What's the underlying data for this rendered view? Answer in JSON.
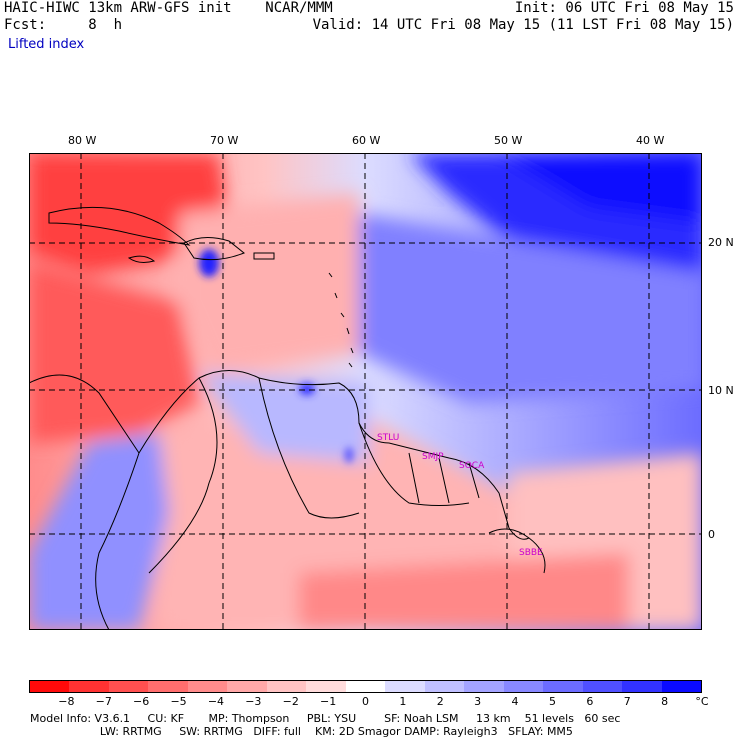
{
  "header": {
    "title": "HAIC-HIWC 13km ARW-GFS init    NCAR/MMM",
    "fcst": "Fcst:     8  h",
    "init": "Init: 06 UTC Fri 08 May 15",
    "valid": "Valid: 14 UTC Fri 08 May 15 (11 LST Fri 08 May 15)",
    "field": "Lifted index"
  },
  "map": {
    "lon_labels": [
      "80 W",
      "70 W",
      "60 W",
      "50 W",
      "40 W"
    ],
    "lat_labels": [
      "20 N",
      "10 N",
      "0"
    ],
    "station_labels": [
      "STLU",
      "SMJP",
      "SOCA",
      "SBBE"
    ],
    "station_color": "#cc00cc"
  },
  "colorbar": {
    "colors": [
      "#ff0a0a",
      "#ff3232",
      "#ff5050",
      "#ff6e6e",
      "#ff8c8c",
      "#ffa8a8",
      "#ffc4c4",
      "#ffdcdc",
      "#ffffff",
      "#dcdcff",
      "#c0c0ff",
      "#a4a4ff",
      "#8888ff",
      "#6c6cff",
      "#5050ff",
      "#3232ff",
      "#0a0aff"
    ],
    "labels": [
      "−8",
      "−7",
      "−6",
      "−5",
      "−4",
      "−3",
      "−2",
      "−1",
      "0",
      "1",
      "2",
      "3",
      "4",
      "5",
      "6",
      "7",
      "8"
    ],
    "unit": "°C"
  },
  "footer": {
    "line1": "Model Info: V3.6.1     CU: KF       MP: Thompson     PBL: YSU        SF: Noah LSM     13 km    51 levels   60 sec",
    "line2": "                    LW: RRTMG     SW: RRTMG   DIFF: full    KM: 2D Smagor DAMP: Rayleigh3   SFLAY: MM5"
  }
}
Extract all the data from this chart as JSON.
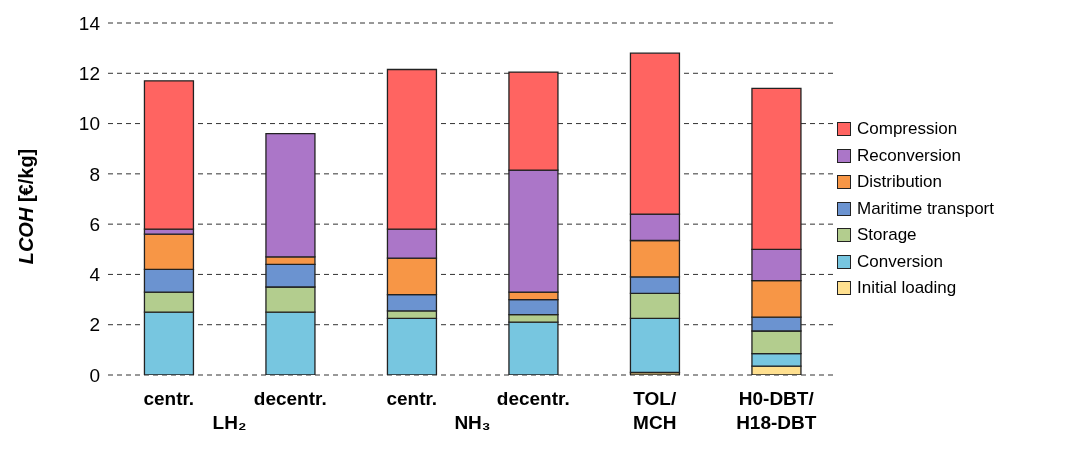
{
  "chart_data": {
    "type": "bar",
    "stacked": true,
    "ylabel": "LCOH [€/kg]",
    "categories": [
      "centr.",
      "decentr.",
      "centr.",
      "decentr.",
      "TOL/MCH",
      "H0-DBT/H18-DBT"
    ],
    "annotations": [
      "LH₂",
      "NH₃"
    ],
    "series": [
      {
        "name": "Initial loading",
        "color": "#ffe08f",
        "values": [
          0,
          0,
          0,
          0,
          0.1,
          0.35
        ]
      },
      {
        "name": "Conversion",
        "color": "#77c6e0",
        "values": [
          2.5,
          2.5,
          2.25,
          2.1,
          2.15,
          0.5
        ]
      },
      {
        "name": "Storage",
        "color": "#b3cd8e",
        "values": [
          0.8,
          1.0,
          0.3,
          0.3,
          1.0,
          0.9
        ]
      },
      {
        "name": "Maritime transport",
        "color": "#6b93d0",
        "values": [
          0.9,
          0.9,
          0.65,
          0.6,
          0.65,
          0.55
        ]
      },
      {
        "name": "Distribution",
        "color": "#f79646",
        "values": [
          1.4,
          0.3,
          1.45,
          0.3,
          1.45,
          1.45
        ]
      },
      {
        "name": "Reconversion",
        "color": "#ab76c8",
        "values": [
          0.2,
          4.9,
          1.15,
          4.85,
          1.05,
          1.25
        ]
      },
      {
        "name": "Compression",
        "color": "#ff6461",
        "values": [
          5.9,
          0,
          6.35,
          3.9,
          6.4,
          6.4
        ]
      }
    ],
    "ylim": [
      0,
      14
    ],
    "yticks": [
      0,
      2,
      4,
      6,
      8,
      10,
      12,
      14
    ],
    "grid": "y",
    "legend": "right"
  }
}
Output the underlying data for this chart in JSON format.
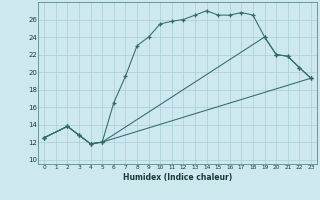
{
  "xlabel": "Humidex (Indice chaleur)",
  "bg_color": "#cde8ee",
  "line_color": "#2e6b6b",
  "grid_color": "#aacdd4",
  "xlim": [
    -0.5,
    23.5
  ],
  "ylim": [
    9.5,
    28
  ],
  "xticks": [
    0,
    1,
    2,
    3,
    4,
    5,
    6,
    7,
    8,
    9,
    10,
    11,
    12,
    13,
    14,
    15,
    16,
    17,
    18,
    19,
    20,
    21,
    22,
    23
  ],
  "yticks": [
    10,
    12,
    14,
    16,
    18,
    20,
    22,
    24,
    26
  ],
  "x_main": [
    0,
    2,
    3,
    4,
    5,
    6,
    7,
    8,
    9,
    10,
    11,
    12,
    13,
    14,
    15,
    16,
    17,
    18,
    19,
    20,
    21,
    22,
    23
  ],
  "y_main": [
    12.5,
    13.8,
    12.8,
    11.8,
    12.0,
    16.5,
    19.5,
    23.0,
    24.0,
    25.5,
    25.8,
    26.0,
    26.5,
    27.0,
    26.5,
    26.5,
    26.8,
    26.5,
    24.0,
    22.0,
    21.8,
    20.5,
    19.3
  ],
  "x_low": [
    0,
    2,
    3,
    4,
    5,
    23
  ],
  "y_low": [
    12.5,
    13.8,
    12.8,
    11.8,
    12.0,
    19.3
  ],
  "x_mid": [
    0,
    2,
    3,
    4,
    5,
    19,
    20,
    21,
    22,
    23
  ],
  "y_mid": [
    12.5,
    13.8,
    12.8,
    11.8,
    12.0,
    24.0,
    22.0,
    21.8,
    20.5,
    19.3
  ]
}
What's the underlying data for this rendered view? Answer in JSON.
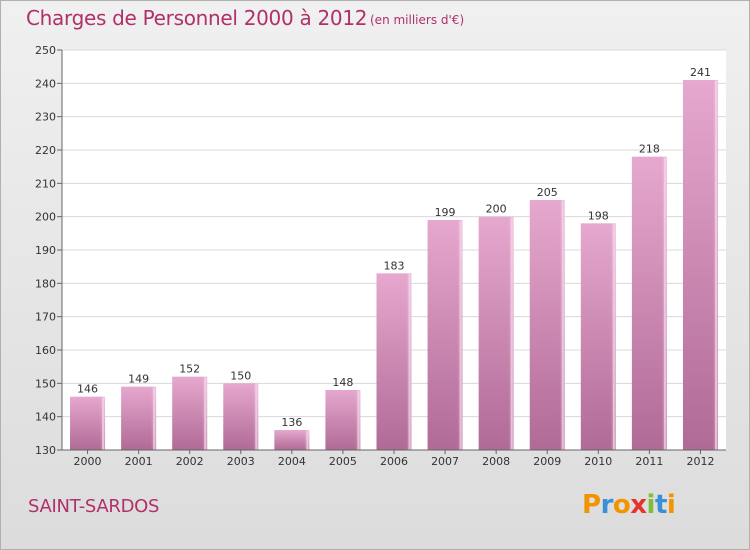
{
  "header": {
    "title": "Charges de Personnel 2000 à 2012",
    "subtitle": "(en milliers d'€)"
  },
  "footer": {
    "place": "SAINT-SARDOS",
    "logo_text": "Proxiti"
  },
  "colors": {
    "bar_top": "#e6a8ce",
    "bar_bottom": "#b06a96",
    "text_accent": "#b0306a"
  },
  "chart_data": {
    "type": "bar",
    "title": "Charges de Personnel 2000 à 2012",
    "subtitle": "(en milliers d'€)",
    "categories": [
      "2000",
      "2001",
      "2002",
      "2003",
      "2004",
      "2005",
      "2006",
      "2007",
      "2008",
      "2009",
      "2010",
      "2011",
      "2012"
    ],
    "values": [
      146,
      149,
      152,
      150,
      136,
      148,
      183,
      199,
      200,
      205,
      198,
      218,
      241
    ],
    "ylim": [
      130,
      250
    ],
    "yticks": [
      130,
      140,
      150,
      160,
      170,
      180,
      190,
      200,
      210,
      220,
      230,
      240,
      250
    ],
    "grid": true,
    "legend": "none"
  }
}
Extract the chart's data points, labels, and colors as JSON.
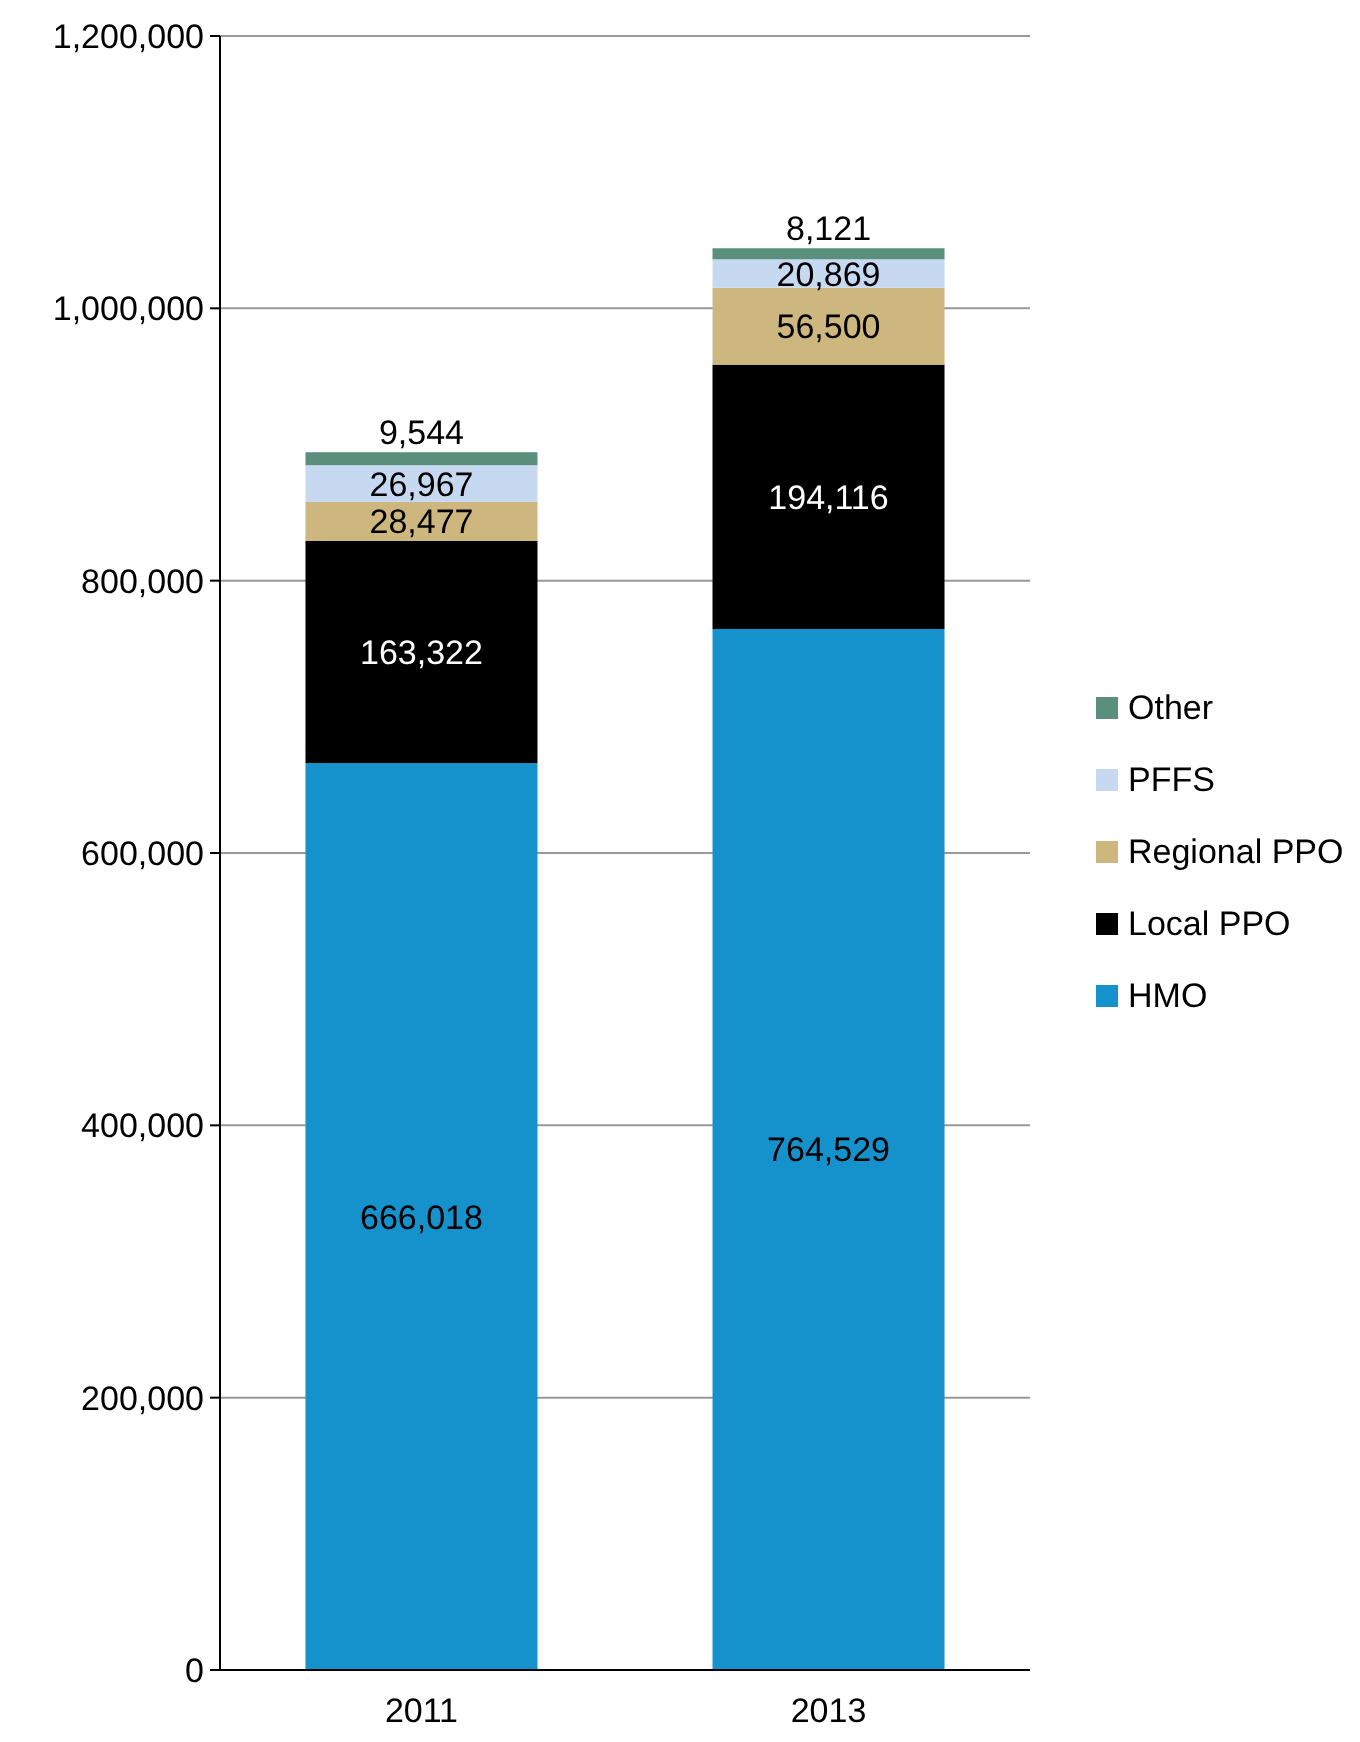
{
  "chart_data": {
    "type": "bar",
    "stacked": true,
    "categories": [
      "2011",
      "2013"
    ],
    "series": [
      {
        "name": "HMO",
        "color": "#1591cc",
        "values": [
          666018,
          764529
        ],
        "value_labels": [
          "666,018",
          "764,529"
        ]
      },
      {
        "name": "Local PPO",
        "color": "#000000",
        "values": [
          163322,
          194116
        ],
        "value_labels": [
          "163,322",
          "194,116"
        ]
      },
      {
        "name": "Regional PPO",
        "color": "#cdb77e",
        "values": [
          28477,
          56500
        ],
        "value_labels": [
          "28,477",
          "56,500"
        ]
      },
      {
        "name": "PFFS",
        "color": "#c6d9f1",
        "values": [
          26967,
          20869
        ],
        "value_labels": [
          "26,967",
          "20,869"
        ]
      },
      {
        "name": "Other",
        "color": "#5a8f7b",
        "values": [
          9544,
          8121
        ],
        "value_labels": [
          "9,544",
          "8,121"
        ]
      }
    ],
    "ylim": [
      0,
      1200000
    ],
    "yticks": [
      {
        "value": 0,
        "label": "0"
      },
      {
        "value": 200000,
        "label": "200,000"
      },
      {
        "value": 400000,
        "label": "400,000"
      },
      {
        "value": 600000,
        "label": "600,000"
      },
      {
        "value": 800000,
        "label": "800,000"
      },
      {
        "value": 1000000,
        "label": "1,000,000"
      },
      {
        "value": 1200000,
        "label": "1,200,000"
      }
    ],
    "grid": "y",
    "legend": "right"
  }
}
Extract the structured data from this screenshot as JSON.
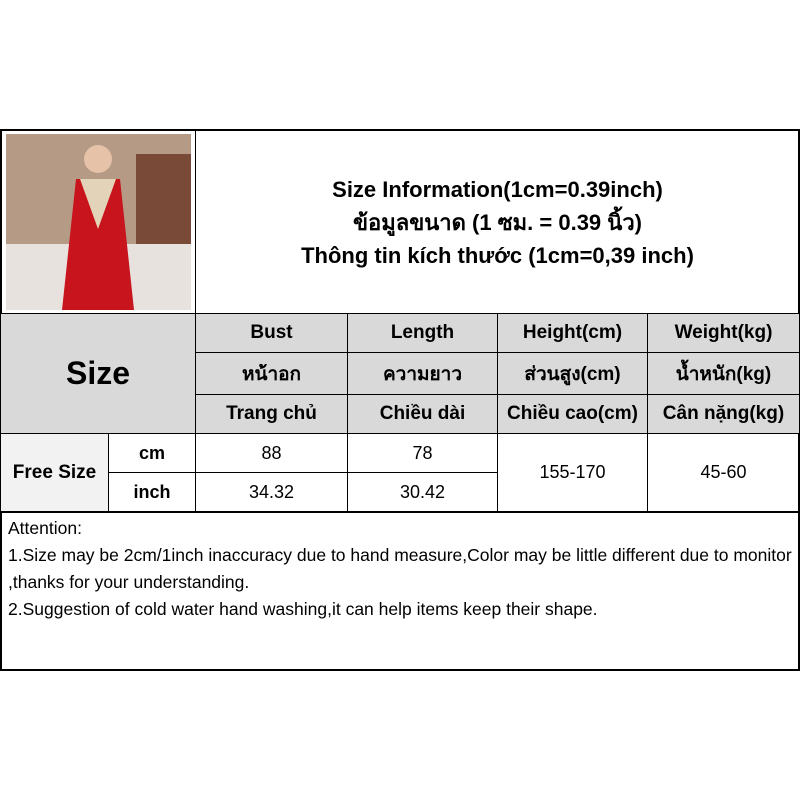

----

▶ Problem to solve:
Only a number is wanted: how many lines above include "colors"?

▶ Solution for this problem:
3